* [The request]
Please repeat all of the lines that follow, exactly as written.

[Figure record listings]
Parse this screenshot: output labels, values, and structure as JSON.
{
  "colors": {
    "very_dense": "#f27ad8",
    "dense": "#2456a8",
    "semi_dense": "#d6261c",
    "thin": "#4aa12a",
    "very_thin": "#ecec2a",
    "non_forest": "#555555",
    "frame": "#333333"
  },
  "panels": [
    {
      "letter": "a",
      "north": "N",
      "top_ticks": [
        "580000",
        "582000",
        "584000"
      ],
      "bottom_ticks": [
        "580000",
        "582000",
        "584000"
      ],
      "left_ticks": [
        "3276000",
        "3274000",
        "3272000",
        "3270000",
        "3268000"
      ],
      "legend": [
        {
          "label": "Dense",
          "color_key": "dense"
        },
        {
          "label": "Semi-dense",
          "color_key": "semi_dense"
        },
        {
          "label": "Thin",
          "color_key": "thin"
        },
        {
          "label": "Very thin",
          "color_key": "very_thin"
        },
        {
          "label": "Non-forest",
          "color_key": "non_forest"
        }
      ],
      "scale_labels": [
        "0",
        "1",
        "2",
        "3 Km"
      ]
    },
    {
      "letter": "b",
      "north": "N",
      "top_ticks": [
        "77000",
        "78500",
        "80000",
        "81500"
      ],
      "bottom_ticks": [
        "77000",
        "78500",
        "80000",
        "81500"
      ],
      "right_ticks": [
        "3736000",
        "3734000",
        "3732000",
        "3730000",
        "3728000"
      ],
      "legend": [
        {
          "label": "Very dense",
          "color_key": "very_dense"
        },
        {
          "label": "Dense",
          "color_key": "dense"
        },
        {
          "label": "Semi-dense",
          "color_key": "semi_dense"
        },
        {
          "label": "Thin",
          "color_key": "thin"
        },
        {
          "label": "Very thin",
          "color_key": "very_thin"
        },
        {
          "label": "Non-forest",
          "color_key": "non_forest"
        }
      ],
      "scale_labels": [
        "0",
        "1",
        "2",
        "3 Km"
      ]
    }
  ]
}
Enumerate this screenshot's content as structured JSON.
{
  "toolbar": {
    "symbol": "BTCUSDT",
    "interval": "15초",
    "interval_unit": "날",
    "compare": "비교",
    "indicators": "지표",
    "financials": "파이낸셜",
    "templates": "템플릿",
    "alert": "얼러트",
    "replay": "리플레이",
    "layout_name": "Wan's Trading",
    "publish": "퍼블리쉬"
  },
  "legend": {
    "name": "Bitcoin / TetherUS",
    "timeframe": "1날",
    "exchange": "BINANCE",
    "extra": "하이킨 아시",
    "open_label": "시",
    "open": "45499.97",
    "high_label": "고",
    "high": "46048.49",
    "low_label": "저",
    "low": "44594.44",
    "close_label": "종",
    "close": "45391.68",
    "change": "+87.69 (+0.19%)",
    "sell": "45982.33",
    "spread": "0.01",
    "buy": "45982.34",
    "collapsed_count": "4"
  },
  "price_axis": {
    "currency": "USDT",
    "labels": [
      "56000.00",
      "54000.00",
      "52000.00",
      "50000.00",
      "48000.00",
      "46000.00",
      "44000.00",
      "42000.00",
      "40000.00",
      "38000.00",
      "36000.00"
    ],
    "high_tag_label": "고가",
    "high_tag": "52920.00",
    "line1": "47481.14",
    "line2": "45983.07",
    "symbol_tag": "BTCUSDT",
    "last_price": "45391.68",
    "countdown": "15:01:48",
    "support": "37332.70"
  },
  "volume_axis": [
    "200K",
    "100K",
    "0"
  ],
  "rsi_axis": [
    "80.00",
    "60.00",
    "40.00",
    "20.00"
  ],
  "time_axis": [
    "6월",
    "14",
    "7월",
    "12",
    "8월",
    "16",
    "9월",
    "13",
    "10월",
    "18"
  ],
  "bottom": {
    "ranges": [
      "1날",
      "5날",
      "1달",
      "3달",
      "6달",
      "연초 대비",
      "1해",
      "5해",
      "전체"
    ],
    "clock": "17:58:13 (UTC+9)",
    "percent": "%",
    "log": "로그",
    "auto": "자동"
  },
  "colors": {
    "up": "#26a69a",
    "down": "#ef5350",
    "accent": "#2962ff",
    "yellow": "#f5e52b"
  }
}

* [Output of the task]
Parse this screenshot: output labels, values, and structure as JSON.
{
  "colors": {
    "very_dense": "#f27ad8",
    "dense": "#2456a8",
    "semi_dense": "#d6261c",
    "thin": "#4aa12a",
    "very_thin": "#ecec2a",
    "non_forest": "#555555",
    "frame": "#333333"
  },
  "panels": [
    {
      "letter": "a",
      "north": "N",
      "top_ticks": [
        "580000",
        "582000",
        "584000"
      ],
      "bottom_ticks": [
        "580000",
        "582000",
        "584000"
      ],
      "left_ticks": [
        "3276000",
        "3274000",
        "3272000",
        "3270000",
        "3268000"
      ],
      "legend": [
        {
          "label": "Dense",
          "color_key": "dense"
        },
        {
          "label": "Semi-dense",
          "color_key": "semi_dense"
        },
        {
          "label": "Thin",
          "color_key": "thin"
        },
        {
          "label": "Very thin",
          "color_key": "very_thin"
        },
        {
          "label": "Non-forest",
          "color_key": "non_forest"
        }
      ],
      "scale_labels": [
        "0",
        "1",
        "2",
        "3 Km"
      ]
    },
    {
      "letter": "b",
      "north": "N",
      "top_ticks": [
        "77000",
        "78500",
        "80000",
        "81500"
      ],
      "bottom_ticks": [
        "77000",
        "78500",
        "80000",
        "81500"
      ],
      "right_ticks": [
        "3736000",
        "3734000",
        "3732000",
        "3730000",
        "3728000"
      ],
      "legend": [
        {
          "label": "Very dense",
          "color_key": "very_dense"
        },
        {
          "label": "Dense",
          "color_key": "dense"
        },
        {
          "label": "Semi-dense",
          "color_key": "semi_dense"
        },
        {
          "label": "Thin",
          "color_key": "thin"
        },
        {
          "label": "Very thin",
          "color_key": "very_thin"
        },
        {
          "label": "Non-forest",
          "color_key": "non_forest"
        }
      ],
      "scale_labels": [
        "0",
        "1",
        "2",
        "3 Km"
      ]
    }
  ]
}
Enumerate this screenshot's content as structured JSON.
{
  "toolbar": {
    "symbol": "BTCUSDT",
    "interval": "15초",
    "interval_unit": "날",
    "compare": "비교",
    "indicators": "지표",
    "financials": "파이낸셜",
    "templates": "템플릿",
    "alert": "얼러트",
    "replay": "리플레이",
    "layout_name": "Wan's Trading",
    "publish": "퍼블리쉬"
  },
  "legend": {
    "name": "Bitcoin / TetherUS",
    "timeframe": "1날",
    "exchange": "BINANCE",
    "extra": "하이킨 아시",
    "open_label": "시",
    "open": "45499.97",
    "high_label": "고",
    "high": "46048.49",
    "low_label": "저",
    "low": "44594.44",
    "close_label": "종",
    "close": "45391.68",
    "change": "+87.69 (+0.19%)",
    "sell": "45982.33",
    "spread": "0.01",
    "buy": "45982.34",
    "collapsed_count": "4"
  },
  "price_axis": {
    "currency": "USDT",
    "labels": [
      "56000.00",
      "54000.00",
      "52000.00",
      "50000.00",
      "48000.00",
      "46000.00",
      "44000.00",
      "42000.00",
      "40000.00",
      "38000.00",
      "36000.00"
    ],
    "high_tag_label": "고가",
    "high_tag": "52920.00",
    "line1": "47481.14",
    "line2": "45983.07",
    "symbol_tag": "BTCUSDT",
    "last_price": "45391.68",
    "countdown": "15:01:48",
    "support": "37332.70"
  },
  "volume_axis": [
    "200K",
    "100K",
    "0"
  ],
  "rsi_axis": [
    "80.00",
    "60.00",
    "40.00",
    "20.00"
  ],
  "time_axis": [
    "6월",
    "14",
    "7월",
    "12",
    "8월",
    "16",
    "9월",
    "13",
    "10월",
    "18"
  ],
  "bottom": {
    "ranges": [
      "1날",
      "5날",
      "1달",
      "3달",
      "6달",
      "연초 대비",
      "1해",
      "5해",
      "전체"
    ],
    "clock": "17:58:13 (UTC+9)",
    "percent": "%",
    "log": "로그",
    "auto": "자동"
  },
  "colors": {
    "up": "#26a69a",
    "down": "#ef5350",
    "accent": "#2962ff",
    "yellow": "#f5e52b"
  }
}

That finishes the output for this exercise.